### Given records
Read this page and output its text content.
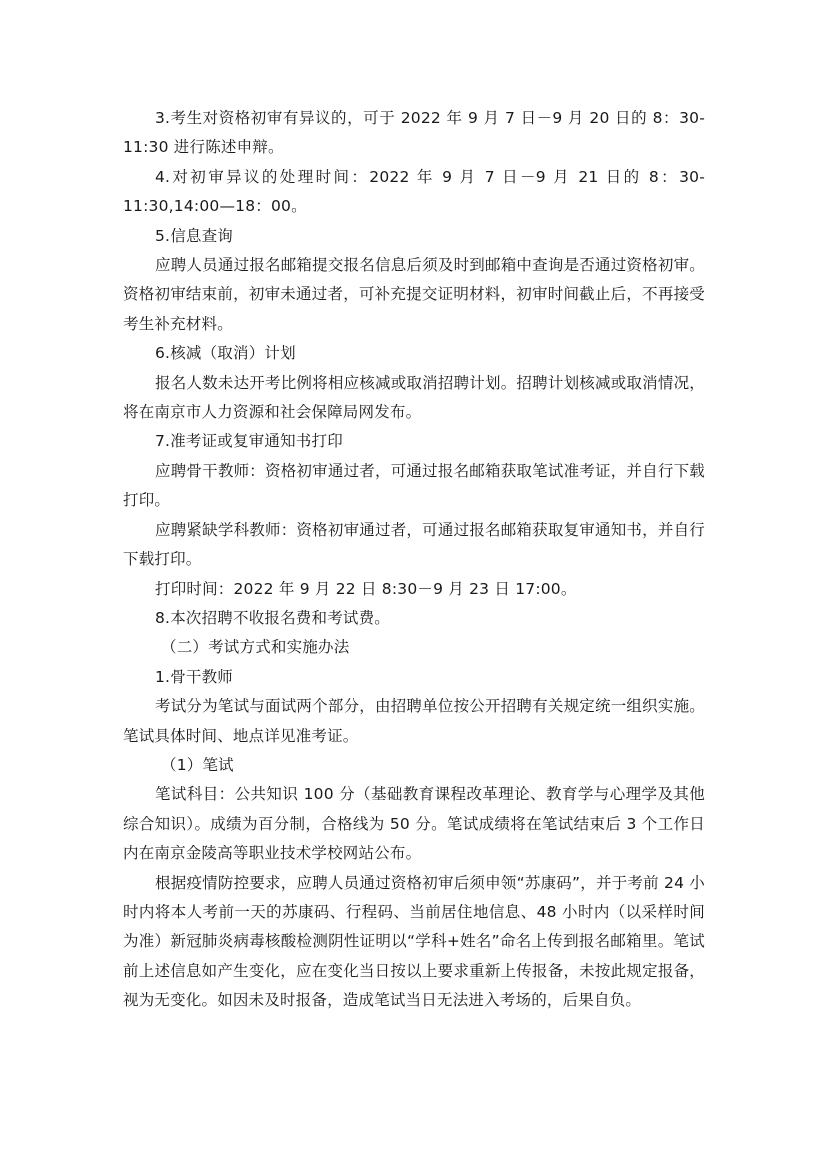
3.考生对资格初审有异议的，可于 2022 年 9 月 7 日－9 月 20 日的 8：30-11:30 进行陈述申辩。

4.对初审异议的处理时间：2022 年 9 月 7 日－9 月 21 日的 8：30-11:30,14:00—18：00。

5.信息查询

应聘人员通过报名邮箱提交报名信息后须及时到邮箱中查询是否通过资格初审。资格初审结束前，初审未通过者，可补充提交证明材料，初审时间截止后，不再接受考生补充材料。

6.核减（取消）计划

报名人数未达开考比例将相应核减或取消招聘计划。招聘计划核减或取消情况，将在南京市人力资源和社会保障局网发布。

7.准考证或复审通知书打印

应聘骨干教师：资格初审通过者，可通过报名邮箱获取笔试准考证，并自行下载打印。

应聘紧缺学科教师：资格初审通过者，可通过报名邮箱获取复审通知书，并自行下载打印。

打印时间：2022 年 9 月 22 日 8:30－9 月 23 日 17:00。

8.本次招聘不收报名费和考试费。

（二）考试方式和实施办法

1.骨干教师

考试分为笔试与面试两个部分，由招聘单位按公开招聘有关规定统一组织实施。笔试具体时间、地点详见准考证。

（1）笔试

笔试科目：公共知识 100 分（基础教育课程改革理论、教育学与心理学及其他综合知识）。成绩为百分制，合格线为 50 分。笔试成绩将在笔试结束后 3 个工作日内在南京金陵高等职业技术学校网站公布。

根据疫情防控要求，应聘人员通过资格初审后须申领“苏康码”，并于考前 24 小时内将本人考前一天的苏康码、行程码、当前居住地信息、48 小时内（以采样时间为准）新冠肺炎病毒核酸检测阴性证明以“学科+姓名”命名上传到报名邮箱里。笔试前上述信息如产生变化，应在变化当日按以上要求重新上传报备，未按此规定报备，视为无变化。如因未及时报备，造成笔试当日无法进入考场的，后果自负。
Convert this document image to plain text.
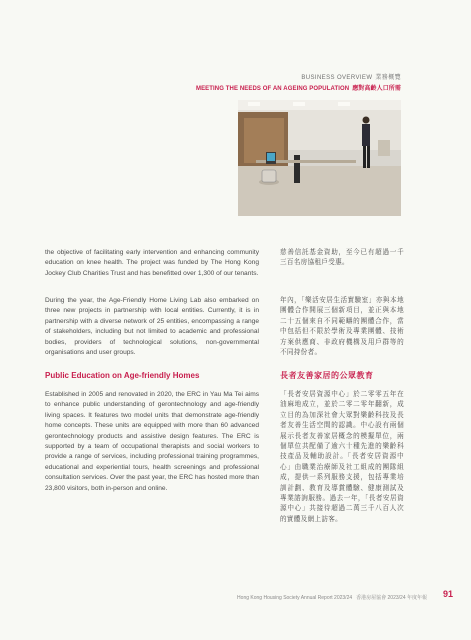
BUSINESS OVERVIEW 業務概覽
MEETING THE NEEDS OF AN AGEING POPULATION 應對高齡人口所需

the objective of facilitating early intervention and enhancing community education on knee health. The project was funded by The Hong Kong Jockey Club Charities Trust and has benefitted over 1,300 of our tenants.

During the year, the Age-Friendly Home Living Lab also embarked on three new projects in partnership with local entities. Currently, it is in partnership with a diverse network of 25 entities, encompassing a range of stakeholders, including but not limited to academic and professional bodies, providers of technological solutions, non-governmental organisations and user groups.

Public Education on Age-friendly Homes

Established in 2005 and renovated in 2020, the ERC in Yau Ma Tei aims to enhance public understanding of gerontechnology and age-friendly living spaces. It features two model units that demonstrate age-friendly home concepts. These units are equipped with more than 60 advanced gerontechnology products and assistive design features. The ERC is supported by a team of occupational therapists and social workers to provide a range of services, including professional training programmes, educational and experiential tours, health screenings and professional consultation services. Over the past year, the ERC has hosted more than 23,800 visitors, both in-person and online.

慈善信託基金資助，至今已有超過一千三百名房協租戶受惠。

年內，「樂活安居生活實驗室」亦與本地團體合作開展三個新項目，並正與本地二十五個來自不同範疇的團體合作，當中包括但不限於學術及專業團體、技術方案供應商、非政府機構及用戶群等的不同持份者。

長者友善家居的公眾教育

「長者安居資源中心」於二零零五年在油麻地成立，並於二零二零年翻新，成立目的為加深社會大眾對樂齡科技及長者友善生活空間的認識。中心設有兩個展示長者友善家居概念的模擬單位，兩個單位共配備了逾六十種先進的樂齡科技產品及輔助設計。「長者安居資源中心」由職業治療師及社工組成的團隊組成，提供一系列服務支援，包括專業培訓計劃、教育及導賞體驗、健康測試及專業諮詢服務。過去一年，「長者安居資源中心」共接待超過二萬三千八百人次的實體及網上訪客。

Hong Kong Housing Society Annual Report 2023/24 香港房屋協會 2023/24 年度年報 91
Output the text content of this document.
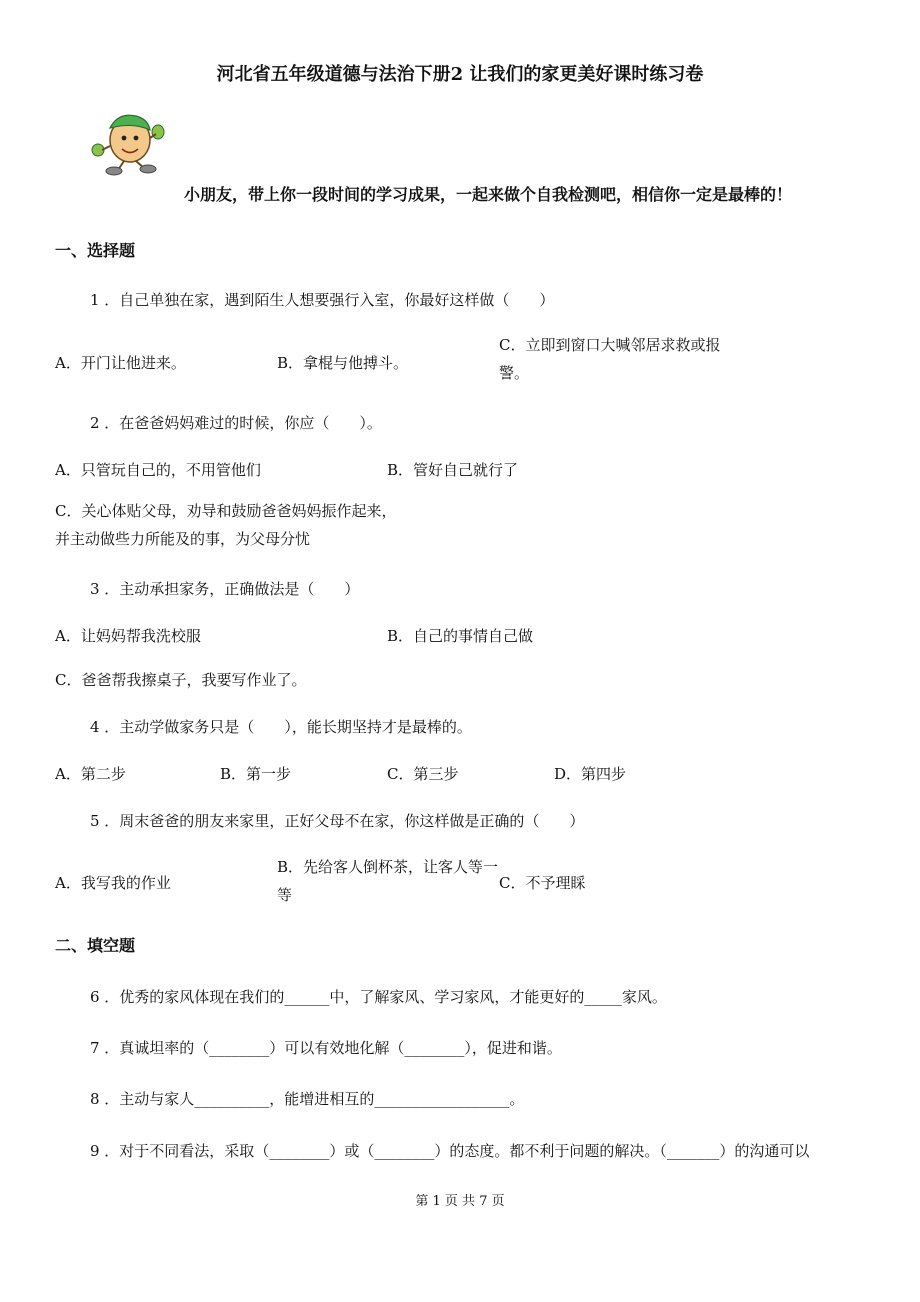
河北省五年级道德与法治下册2 让我们的家更美好课时练习卷
小朋友，带上你一段时间的学习成果，一起来做个自我检测吧，相信你一定是最棒的！
一、选择题
1 ．自己单独在家，遇到陌生人想要强行入室，你最好这样做（　　）
A．开门让他进来。	B．拿棍与他搏斗。
C．立即到窗口大喊邻居求救或报警。
2 ．在爸爸妈妈难过的时候，你应（　　）。
A．只管玩自己的，不用管他们	B．管好自己就行了
C．关心体贴父母，劝导和鼓励爸爸妈妈振作起来，并主动做些力所能及的事，为父母分忧
3 ．主动承担家务，正确做法是（　　）
A．让妈妈帮我洗校服	B．自己的事情自己做
C．爸爸帮我擦桌子，我要写作业了。
4 ．主动学做家务只是（　　），能长期坚持才是最棒的。
A．第二步	B．第一步	C．第三步	D．第四步
5 ．周末爸爸的朋友来家里，正好父母不在家，你这样做是正确的（　　）
A．我写我的作业
B．先给客人倒杯茶，让客人等一等
C．不予理睬
二、填空题
6 ．优秀的家风体现在我们的______中，了解家风、学习家风，才能更好的_____家风。
7 ．真诚坦率的（________）可以有效地化解（________），促进和谐。
8 ．主动与家人__________，能增进相互的__________________。
9 ．对于不同看法，采取（________）或（________）的态度。都不利于问题的解决。（_______）的沟通可以
第 1 页 共 7 页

### Aim of the exercise
Copy out each line that contains the word "this".

### Written reply
Read this page and output its text content.
Convert this document image to plain text.
Output the text content of this document.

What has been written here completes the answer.